Leave out the pictures and return every entry exactly as it appears.

PROVIDED RECORDS
▬▬▬▬▬▬▬▬▬▬
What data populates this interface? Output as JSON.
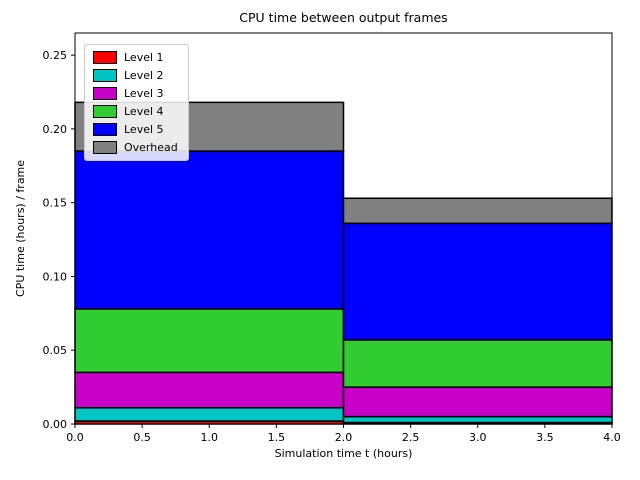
{
  "chart_data": {
    "type": "bar",
    "stacked": true,
    "title": "CPU time between output frames",
    "xlabel": "Simulation time t (hours)",
    "ylabel": "CPU time (hours) / frame",
    "xlim": [
      0.0,
      4.0
    ],
    "ylim": [
      0.0,
      0.265
    ],
    "grid": false,
    "legend_position": "upper left",
    "bar_edge_color": "#000000",
    "xticks": [
      0.0,
      0.5,
      1.0,
      1.5,
      2.0,
      2.5,
      3.0,
      3.5,
      4.0
    ],
    "xtick_labels": [
      "0.0",
      "0.5",
      "1.0",
      "1.5",
      "2.0",
      "2.5",
      "3.0",
      "3.5",
      "4.0"
    ],
    "yticks": [
      0.0,
      0.05,
      0.1,
      0.15,
      0.2,
      0.25
    ],
    "ytick_labels": [
      "0.00",
      "0.05",
      "0.10",
      "0.15",
      "0.20",
      "0.25"
    ],
    "bars": [
      {
        "x_start": 0.0,
        "x_end": 2.0
      },
      {
        "x_start": 2.0,
        "x_end": 4.0
      }
    ],
    "series": [
      {
        "name": "Level 1",
        "color": "#ff0000",
        "values": [
          0.002,
          0.001
        ]
      },
      {
        "name": "Level 2",
        "color": "#00c5c5",
        "values": [
          0.009,
          0.004
        ]
      },
      {
        "name": "Level 3",
        "color": "#c800c8",
        "values": [
          0.024,
          0.02
        ]
      },
      {
        "name": "Level 4",
        "color": "#32cd32",
        "values": [
          0.043,
          0.032
        ]
      },
      {
        "name": "Level 5",
        "color": "#0000ff",
        "values": [
          0.107,
          0.079
        ]
      },
      {
        "name": "Overhead",
        "color": "#808080",
        "values": [
          0.033,
          0.017
        ]
      }
    ],
    "stack_totals": [
      0.218,
      0.153
    ]
  }
}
▬▬▬▬▬▬▬▬▬▬
EXERCISE SOLUTION
What data populates this interface? Output as JSON.
{
  "chart_data": {
    "type": "bar",
    "stacked": true,
    "title": "CPU time between output frames",
    "xlabel": "Simulation time t (hours)",
    "ylabel": "CPU time (hours) / frame",
    "xlim": [
      0.0,
      4.0
    ],
    "ylim": [
      0.0,
      0.265
    ],
    "grid": false,
    "legend_position": "upper left",
    "bar_edge_color": "#000000",
    "xticks": [
      0.0,
      0.5,
      1.0,
      1.5,
      2.0,
      2.5,
      3.0,
      3.5,
      4.0
    ],
    "xtick_labels": [
      "0.0",
      "0.5",
      "1.0",
      "1.5",
      "2.0",
      "2.5",
      "3.0",
      "3.5",
      "4.0"
    ],
    "yticks": [
      0.0,
      0.05,
      0.1,
      0.15,
      0.2,
      0.25
    ],
    "ytick_labels": [
      "0.00",
      "0.05",
      "0.10",
      "0.15",
      "0.20",
      "0.25"
    ],
    "bars": [
      {
        "x_start": 0.0,
        "x_end": 2.0
      },
      {
        "x_start": 2.0,
        "x_end": 4.0
      }
    ],
    "series": [
      {
        "name": "Level 1",
        "color": "#ff0000",
        "values": [
          0.002,
          0.001
        ]
      },
      {
        "name": "Level 2",
        "color": "#00c5c5",
        "values": [
          0.009,
          0.004
        ]
      },
      {
        "name": "Level 3",
        "color": "#c800c8",
        "values": [
          0.024,
          0.02
        ]
      },
      {
        "name": "Level 4",
        "color": "#32cd32",
        "values": [
          0.043,
          0.032
        ]
      },
      {
        "name": "Level 5",
        "color": "#0000ff",
        "values": [
          0.107,
          0.079
        ]
      },
      {
        "name": "Overhead",
        "color": "#808080",
        "values": [
          0.033,
          0.017
        ]
      }
    ],
    "stack_totals": [
      0.218,
      0.153
    ]
  }
}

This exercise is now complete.